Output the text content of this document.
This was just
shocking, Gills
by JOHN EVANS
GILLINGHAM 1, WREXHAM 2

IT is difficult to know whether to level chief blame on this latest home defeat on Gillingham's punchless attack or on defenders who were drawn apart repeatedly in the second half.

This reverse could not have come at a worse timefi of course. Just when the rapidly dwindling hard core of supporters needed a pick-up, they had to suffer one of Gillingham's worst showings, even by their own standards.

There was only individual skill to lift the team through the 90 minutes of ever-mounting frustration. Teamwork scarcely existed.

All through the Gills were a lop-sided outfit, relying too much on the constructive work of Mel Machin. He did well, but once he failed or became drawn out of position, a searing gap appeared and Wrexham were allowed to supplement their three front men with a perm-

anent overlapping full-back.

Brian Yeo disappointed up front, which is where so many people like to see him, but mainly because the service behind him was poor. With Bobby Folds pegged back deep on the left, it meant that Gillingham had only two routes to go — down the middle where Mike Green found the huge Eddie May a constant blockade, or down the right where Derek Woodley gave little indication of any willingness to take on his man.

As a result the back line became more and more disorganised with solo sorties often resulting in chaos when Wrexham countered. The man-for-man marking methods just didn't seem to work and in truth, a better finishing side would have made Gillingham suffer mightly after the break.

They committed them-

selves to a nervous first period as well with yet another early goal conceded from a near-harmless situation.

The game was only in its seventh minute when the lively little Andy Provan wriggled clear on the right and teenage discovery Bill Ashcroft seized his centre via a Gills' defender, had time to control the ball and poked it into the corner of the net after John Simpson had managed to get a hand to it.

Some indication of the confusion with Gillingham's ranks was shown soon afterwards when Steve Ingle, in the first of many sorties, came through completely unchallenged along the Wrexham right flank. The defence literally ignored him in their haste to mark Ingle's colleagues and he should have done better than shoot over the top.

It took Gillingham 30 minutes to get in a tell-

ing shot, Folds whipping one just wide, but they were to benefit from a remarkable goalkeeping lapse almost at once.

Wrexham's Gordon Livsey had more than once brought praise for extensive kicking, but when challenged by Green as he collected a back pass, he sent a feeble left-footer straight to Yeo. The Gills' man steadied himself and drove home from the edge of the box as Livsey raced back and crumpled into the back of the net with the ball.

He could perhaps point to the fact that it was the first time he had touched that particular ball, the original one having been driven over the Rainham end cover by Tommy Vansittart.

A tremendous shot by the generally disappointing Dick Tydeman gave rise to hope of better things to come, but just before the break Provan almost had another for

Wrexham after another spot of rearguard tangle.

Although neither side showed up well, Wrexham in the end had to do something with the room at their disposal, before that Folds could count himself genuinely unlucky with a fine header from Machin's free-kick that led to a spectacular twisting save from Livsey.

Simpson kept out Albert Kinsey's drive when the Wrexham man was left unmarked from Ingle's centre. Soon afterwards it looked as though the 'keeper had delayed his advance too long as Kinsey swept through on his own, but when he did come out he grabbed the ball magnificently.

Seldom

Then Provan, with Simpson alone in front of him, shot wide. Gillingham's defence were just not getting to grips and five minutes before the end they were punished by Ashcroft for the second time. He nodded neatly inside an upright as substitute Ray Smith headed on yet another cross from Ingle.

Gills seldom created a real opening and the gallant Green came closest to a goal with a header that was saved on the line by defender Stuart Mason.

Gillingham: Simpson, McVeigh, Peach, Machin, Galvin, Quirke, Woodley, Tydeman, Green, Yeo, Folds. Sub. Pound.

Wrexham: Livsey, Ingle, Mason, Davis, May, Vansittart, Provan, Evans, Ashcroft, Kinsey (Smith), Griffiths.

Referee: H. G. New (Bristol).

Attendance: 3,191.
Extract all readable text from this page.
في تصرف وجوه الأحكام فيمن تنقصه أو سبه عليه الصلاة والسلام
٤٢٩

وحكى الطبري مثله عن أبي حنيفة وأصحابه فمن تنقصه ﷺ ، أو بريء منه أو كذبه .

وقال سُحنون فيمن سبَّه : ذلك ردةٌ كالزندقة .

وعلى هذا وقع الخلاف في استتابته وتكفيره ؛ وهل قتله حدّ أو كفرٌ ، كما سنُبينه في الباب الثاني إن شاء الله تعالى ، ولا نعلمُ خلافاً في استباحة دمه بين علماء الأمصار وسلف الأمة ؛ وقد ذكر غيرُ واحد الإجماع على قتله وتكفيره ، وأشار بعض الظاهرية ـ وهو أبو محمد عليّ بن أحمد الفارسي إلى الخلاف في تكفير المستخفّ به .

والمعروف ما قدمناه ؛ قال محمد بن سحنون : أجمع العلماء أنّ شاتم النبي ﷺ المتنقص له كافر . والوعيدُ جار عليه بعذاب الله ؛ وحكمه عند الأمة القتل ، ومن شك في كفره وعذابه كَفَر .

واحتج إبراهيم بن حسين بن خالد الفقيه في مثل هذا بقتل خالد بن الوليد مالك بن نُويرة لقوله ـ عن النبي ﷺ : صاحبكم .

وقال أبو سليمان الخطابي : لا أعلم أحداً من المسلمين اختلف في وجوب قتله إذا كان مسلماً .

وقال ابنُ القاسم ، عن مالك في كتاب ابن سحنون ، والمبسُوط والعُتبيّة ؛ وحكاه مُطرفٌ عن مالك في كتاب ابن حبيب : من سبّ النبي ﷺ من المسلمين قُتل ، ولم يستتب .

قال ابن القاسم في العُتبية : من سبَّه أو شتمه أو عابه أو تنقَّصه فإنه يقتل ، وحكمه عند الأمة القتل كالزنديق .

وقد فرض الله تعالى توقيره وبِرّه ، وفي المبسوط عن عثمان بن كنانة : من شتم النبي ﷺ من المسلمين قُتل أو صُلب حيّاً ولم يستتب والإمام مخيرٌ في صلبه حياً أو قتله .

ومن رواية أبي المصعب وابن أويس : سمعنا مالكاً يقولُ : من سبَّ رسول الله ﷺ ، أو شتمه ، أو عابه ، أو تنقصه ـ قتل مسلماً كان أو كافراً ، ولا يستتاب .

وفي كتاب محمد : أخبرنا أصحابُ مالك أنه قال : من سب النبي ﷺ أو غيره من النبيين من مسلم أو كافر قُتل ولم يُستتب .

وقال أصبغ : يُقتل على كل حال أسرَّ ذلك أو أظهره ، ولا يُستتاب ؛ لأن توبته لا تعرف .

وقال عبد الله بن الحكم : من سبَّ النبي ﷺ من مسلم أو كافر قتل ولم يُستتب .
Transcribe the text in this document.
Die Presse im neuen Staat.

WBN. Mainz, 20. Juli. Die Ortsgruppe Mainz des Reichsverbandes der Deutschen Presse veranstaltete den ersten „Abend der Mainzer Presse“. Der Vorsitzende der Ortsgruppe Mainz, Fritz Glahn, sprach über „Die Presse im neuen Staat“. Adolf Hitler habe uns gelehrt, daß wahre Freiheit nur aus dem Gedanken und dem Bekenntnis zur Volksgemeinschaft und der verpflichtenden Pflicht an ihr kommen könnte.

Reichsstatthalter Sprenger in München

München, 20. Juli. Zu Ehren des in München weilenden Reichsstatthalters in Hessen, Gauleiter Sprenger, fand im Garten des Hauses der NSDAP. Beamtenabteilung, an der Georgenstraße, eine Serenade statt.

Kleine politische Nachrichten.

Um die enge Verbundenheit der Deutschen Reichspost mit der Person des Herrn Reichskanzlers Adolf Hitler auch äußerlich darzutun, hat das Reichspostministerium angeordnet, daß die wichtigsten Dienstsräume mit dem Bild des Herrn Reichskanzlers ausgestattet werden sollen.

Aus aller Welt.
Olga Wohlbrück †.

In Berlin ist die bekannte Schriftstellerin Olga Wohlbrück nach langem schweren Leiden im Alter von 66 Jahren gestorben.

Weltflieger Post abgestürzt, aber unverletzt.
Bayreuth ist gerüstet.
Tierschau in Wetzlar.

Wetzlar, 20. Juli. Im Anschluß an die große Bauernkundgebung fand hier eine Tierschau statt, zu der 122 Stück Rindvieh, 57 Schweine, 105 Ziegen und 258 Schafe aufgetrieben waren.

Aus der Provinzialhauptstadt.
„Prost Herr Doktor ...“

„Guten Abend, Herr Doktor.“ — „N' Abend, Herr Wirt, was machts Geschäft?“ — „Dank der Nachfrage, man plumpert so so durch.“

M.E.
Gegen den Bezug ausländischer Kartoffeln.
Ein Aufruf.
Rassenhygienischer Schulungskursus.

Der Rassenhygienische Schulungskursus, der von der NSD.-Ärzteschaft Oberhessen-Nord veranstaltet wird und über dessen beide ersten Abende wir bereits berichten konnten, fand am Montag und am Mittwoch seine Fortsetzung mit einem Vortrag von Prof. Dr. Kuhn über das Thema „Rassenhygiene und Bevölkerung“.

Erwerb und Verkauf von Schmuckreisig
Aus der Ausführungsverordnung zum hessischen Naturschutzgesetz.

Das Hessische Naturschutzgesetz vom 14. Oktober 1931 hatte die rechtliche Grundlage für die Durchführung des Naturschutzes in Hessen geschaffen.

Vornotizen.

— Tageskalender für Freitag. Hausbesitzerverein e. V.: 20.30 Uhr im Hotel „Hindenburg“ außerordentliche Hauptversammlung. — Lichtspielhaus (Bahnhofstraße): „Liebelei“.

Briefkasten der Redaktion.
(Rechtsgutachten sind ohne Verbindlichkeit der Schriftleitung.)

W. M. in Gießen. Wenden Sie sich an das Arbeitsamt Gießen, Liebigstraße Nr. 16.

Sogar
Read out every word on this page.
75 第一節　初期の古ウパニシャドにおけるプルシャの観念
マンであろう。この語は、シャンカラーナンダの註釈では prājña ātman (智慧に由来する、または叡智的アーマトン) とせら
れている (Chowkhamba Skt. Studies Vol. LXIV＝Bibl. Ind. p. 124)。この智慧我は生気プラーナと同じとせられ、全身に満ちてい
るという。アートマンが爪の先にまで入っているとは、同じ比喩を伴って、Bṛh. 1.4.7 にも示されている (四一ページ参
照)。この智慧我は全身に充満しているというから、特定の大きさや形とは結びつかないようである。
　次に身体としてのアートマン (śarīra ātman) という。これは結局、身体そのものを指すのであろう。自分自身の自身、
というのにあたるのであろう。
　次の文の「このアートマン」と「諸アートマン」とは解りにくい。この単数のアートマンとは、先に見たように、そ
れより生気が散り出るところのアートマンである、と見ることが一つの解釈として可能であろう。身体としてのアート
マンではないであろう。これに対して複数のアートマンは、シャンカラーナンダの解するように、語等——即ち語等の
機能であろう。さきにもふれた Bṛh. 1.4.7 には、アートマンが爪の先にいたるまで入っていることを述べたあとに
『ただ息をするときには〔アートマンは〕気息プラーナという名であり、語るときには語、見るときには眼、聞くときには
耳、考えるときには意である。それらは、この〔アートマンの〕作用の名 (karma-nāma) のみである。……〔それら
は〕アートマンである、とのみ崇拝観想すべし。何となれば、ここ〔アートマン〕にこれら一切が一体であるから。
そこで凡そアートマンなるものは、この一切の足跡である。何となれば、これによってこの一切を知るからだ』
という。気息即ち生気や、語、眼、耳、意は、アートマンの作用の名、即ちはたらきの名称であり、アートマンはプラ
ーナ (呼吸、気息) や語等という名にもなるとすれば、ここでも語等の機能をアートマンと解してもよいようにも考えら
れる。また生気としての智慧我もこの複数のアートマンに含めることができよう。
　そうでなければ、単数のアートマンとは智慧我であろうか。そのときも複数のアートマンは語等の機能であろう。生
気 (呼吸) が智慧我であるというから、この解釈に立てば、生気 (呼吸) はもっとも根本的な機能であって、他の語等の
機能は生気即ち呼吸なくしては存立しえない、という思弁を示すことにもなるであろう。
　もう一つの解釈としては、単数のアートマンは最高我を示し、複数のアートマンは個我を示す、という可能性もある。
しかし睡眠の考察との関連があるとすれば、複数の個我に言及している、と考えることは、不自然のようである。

Task instructions:
Search the listing for the word "another". Copy every line in which it occurs.

The completed task:
selves to a nervous first period as well with yet another early goal conceded from a near-harmless situation.
A tremendous shot by the generally disappointing Dick Tydeman gave rise to hope of better things to come, but just before the break Provan almost had another for
Wrexham after another spot of rearguard tangle.
Then Provan, with Simpson alone in front of him, shot wide. Gillingham's defence were just not getting to grips and five minutes before the end they were punished by Ashcroft for the second time. He nodded neatly inside an upright as substitute Ray Smith headed on yet another cross from Ingle.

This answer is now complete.